start

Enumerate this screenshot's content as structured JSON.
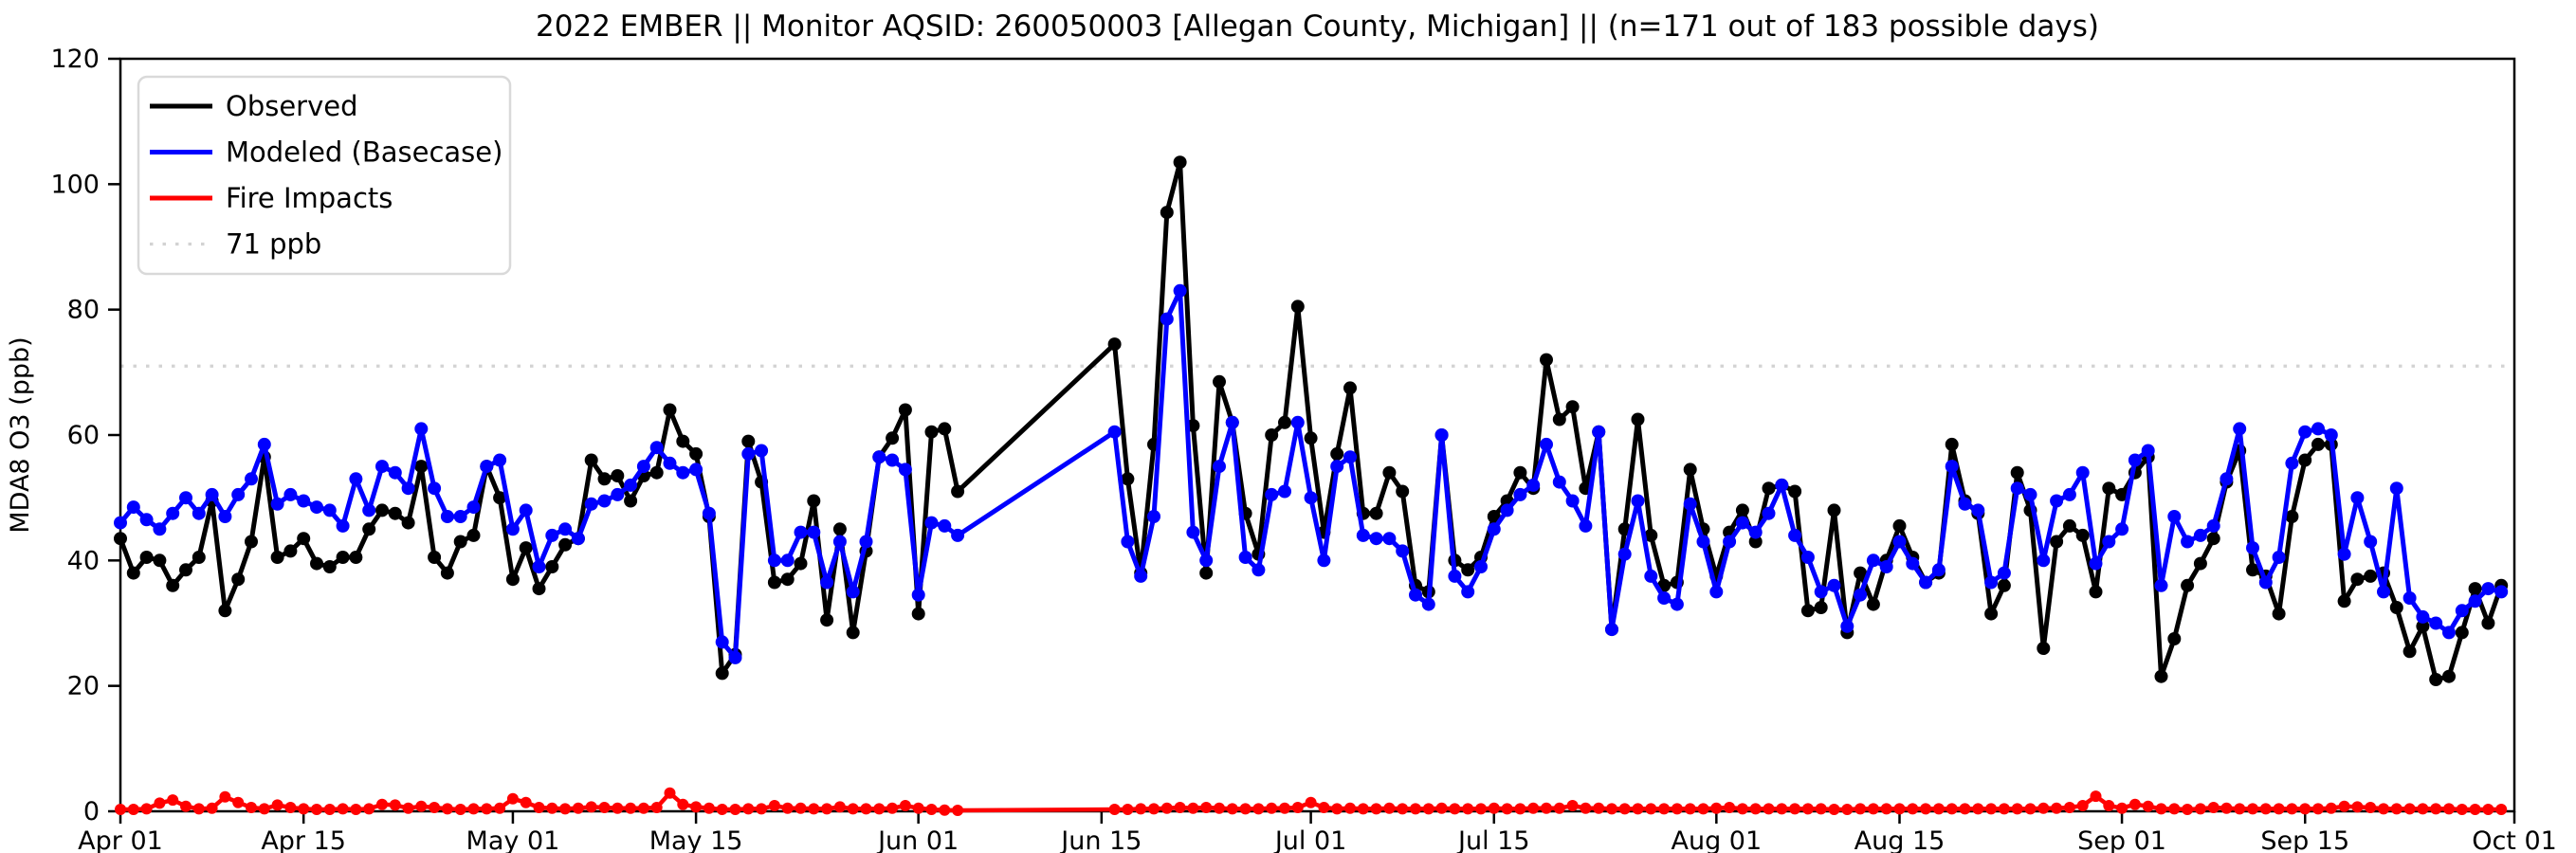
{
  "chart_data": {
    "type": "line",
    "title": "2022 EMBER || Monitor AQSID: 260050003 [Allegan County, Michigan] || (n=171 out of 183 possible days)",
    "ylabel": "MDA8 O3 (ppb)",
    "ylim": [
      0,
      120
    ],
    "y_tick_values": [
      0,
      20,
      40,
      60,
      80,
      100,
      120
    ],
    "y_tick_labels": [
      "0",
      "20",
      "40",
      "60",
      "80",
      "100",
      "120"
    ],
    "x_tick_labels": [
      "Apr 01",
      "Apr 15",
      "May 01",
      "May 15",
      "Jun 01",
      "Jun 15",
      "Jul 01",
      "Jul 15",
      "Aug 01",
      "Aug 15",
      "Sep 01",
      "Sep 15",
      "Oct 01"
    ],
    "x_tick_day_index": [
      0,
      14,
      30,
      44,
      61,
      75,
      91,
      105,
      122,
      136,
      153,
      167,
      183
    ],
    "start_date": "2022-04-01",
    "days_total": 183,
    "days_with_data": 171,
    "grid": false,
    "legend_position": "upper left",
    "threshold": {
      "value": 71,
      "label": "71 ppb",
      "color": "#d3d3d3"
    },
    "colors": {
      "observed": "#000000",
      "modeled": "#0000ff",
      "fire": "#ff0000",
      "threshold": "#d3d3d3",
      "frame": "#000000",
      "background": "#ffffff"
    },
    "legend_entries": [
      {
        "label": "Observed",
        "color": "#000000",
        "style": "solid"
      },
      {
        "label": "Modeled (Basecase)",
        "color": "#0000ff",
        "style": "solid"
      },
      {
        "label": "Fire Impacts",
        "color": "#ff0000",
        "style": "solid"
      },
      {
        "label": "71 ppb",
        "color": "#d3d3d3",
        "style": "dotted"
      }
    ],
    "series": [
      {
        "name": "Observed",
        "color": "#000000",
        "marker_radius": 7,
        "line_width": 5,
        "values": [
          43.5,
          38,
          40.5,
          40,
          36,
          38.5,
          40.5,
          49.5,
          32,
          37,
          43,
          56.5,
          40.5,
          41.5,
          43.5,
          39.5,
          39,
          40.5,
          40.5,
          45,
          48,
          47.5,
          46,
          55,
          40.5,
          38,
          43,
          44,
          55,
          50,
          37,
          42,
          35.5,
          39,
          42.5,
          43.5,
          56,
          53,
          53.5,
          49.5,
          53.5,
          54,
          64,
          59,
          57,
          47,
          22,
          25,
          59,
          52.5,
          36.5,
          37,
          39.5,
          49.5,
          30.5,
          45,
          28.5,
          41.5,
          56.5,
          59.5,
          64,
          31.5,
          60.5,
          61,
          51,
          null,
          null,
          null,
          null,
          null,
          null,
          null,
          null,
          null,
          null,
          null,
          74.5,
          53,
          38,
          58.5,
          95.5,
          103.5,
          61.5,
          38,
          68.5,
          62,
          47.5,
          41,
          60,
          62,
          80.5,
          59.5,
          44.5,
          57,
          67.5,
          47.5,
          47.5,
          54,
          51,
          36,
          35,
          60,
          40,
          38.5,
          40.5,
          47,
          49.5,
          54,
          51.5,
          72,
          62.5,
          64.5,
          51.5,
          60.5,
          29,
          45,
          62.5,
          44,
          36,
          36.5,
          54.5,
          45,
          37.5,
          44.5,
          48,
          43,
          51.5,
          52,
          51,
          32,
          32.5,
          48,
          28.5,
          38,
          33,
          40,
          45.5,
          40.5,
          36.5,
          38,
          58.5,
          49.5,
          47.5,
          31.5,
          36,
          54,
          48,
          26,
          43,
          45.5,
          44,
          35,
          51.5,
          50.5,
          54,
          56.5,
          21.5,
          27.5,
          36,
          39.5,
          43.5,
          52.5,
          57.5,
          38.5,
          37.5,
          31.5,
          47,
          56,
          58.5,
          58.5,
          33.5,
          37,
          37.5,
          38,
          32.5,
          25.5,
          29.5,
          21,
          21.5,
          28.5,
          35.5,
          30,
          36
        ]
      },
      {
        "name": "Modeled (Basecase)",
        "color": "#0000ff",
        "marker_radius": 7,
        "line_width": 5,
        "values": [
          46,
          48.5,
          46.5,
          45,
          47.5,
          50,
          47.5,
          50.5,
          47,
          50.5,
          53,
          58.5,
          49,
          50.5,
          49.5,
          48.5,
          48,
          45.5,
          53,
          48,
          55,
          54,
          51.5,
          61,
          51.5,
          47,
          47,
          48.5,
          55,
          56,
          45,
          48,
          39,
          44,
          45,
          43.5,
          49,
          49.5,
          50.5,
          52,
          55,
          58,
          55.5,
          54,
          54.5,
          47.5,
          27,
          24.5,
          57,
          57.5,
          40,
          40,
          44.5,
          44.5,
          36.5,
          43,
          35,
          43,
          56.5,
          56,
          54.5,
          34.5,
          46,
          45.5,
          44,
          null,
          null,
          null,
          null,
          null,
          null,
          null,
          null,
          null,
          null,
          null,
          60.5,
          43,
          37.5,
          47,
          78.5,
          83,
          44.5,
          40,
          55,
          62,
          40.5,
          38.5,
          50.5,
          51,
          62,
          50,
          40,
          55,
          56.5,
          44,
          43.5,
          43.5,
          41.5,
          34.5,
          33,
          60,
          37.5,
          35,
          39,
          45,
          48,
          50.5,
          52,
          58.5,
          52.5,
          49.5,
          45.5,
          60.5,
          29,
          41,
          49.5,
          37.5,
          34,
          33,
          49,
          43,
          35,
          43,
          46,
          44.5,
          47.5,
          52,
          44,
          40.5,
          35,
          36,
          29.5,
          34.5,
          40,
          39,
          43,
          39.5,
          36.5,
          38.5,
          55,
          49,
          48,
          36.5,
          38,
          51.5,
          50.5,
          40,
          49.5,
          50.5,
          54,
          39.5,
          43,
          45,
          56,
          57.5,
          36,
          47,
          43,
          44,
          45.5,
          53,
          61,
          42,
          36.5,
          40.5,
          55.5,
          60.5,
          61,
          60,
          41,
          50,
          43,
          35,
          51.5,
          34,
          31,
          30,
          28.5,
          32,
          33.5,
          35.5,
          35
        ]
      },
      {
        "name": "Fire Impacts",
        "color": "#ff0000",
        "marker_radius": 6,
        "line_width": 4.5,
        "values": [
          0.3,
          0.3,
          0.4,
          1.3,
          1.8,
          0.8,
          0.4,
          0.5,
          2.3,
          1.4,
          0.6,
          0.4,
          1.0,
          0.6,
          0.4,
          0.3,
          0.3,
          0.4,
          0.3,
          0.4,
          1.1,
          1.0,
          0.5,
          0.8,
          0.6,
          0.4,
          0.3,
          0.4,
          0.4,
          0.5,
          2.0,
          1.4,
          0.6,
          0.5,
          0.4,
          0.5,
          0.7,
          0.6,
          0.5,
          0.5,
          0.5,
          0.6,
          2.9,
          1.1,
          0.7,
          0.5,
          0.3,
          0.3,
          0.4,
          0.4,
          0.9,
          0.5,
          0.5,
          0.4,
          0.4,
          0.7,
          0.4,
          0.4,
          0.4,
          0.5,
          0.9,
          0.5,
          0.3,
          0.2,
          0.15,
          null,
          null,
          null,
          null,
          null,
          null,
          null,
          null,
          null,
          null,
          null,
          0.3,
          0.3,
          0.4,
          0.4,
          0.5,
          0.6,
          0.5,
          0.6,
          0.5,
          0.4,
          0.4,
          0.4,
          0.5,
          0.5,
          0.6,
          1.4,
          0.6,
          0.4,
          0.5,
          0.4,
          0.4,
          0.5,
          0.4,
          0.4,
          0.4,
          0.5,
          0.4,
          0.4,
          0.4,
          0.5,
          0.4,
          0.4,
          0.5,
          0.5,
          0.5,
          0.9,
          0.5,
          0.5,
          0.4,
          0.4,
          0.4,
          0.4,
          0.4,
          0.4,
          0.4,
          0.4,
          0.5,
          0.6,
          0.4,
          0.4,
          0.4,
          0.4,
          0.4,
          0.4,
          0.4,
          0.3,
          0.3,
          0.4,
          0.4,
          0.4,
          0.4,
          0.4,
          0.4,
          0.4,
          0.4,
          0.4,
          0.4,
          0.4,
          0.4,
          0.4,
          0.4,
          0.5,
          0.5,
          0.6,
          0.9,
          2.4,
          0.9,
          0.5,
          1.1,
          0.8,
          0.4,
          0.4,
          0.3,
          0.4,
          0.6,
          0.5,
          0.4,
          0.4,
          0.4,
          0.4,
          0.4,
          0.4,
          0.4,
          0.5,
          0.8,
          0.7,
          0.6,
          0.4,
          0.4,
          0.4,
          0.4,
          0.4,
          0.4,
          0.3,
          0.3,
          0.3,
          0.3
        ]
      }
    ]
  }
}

end

**WHAT YOU WILL DO**
Every line in the data that holds "Basecase" should be copied out.

**WRITTEN SOLUTION**
        "label": "Modeled (Basecase)",
        "name": "Modeled (Basecase)",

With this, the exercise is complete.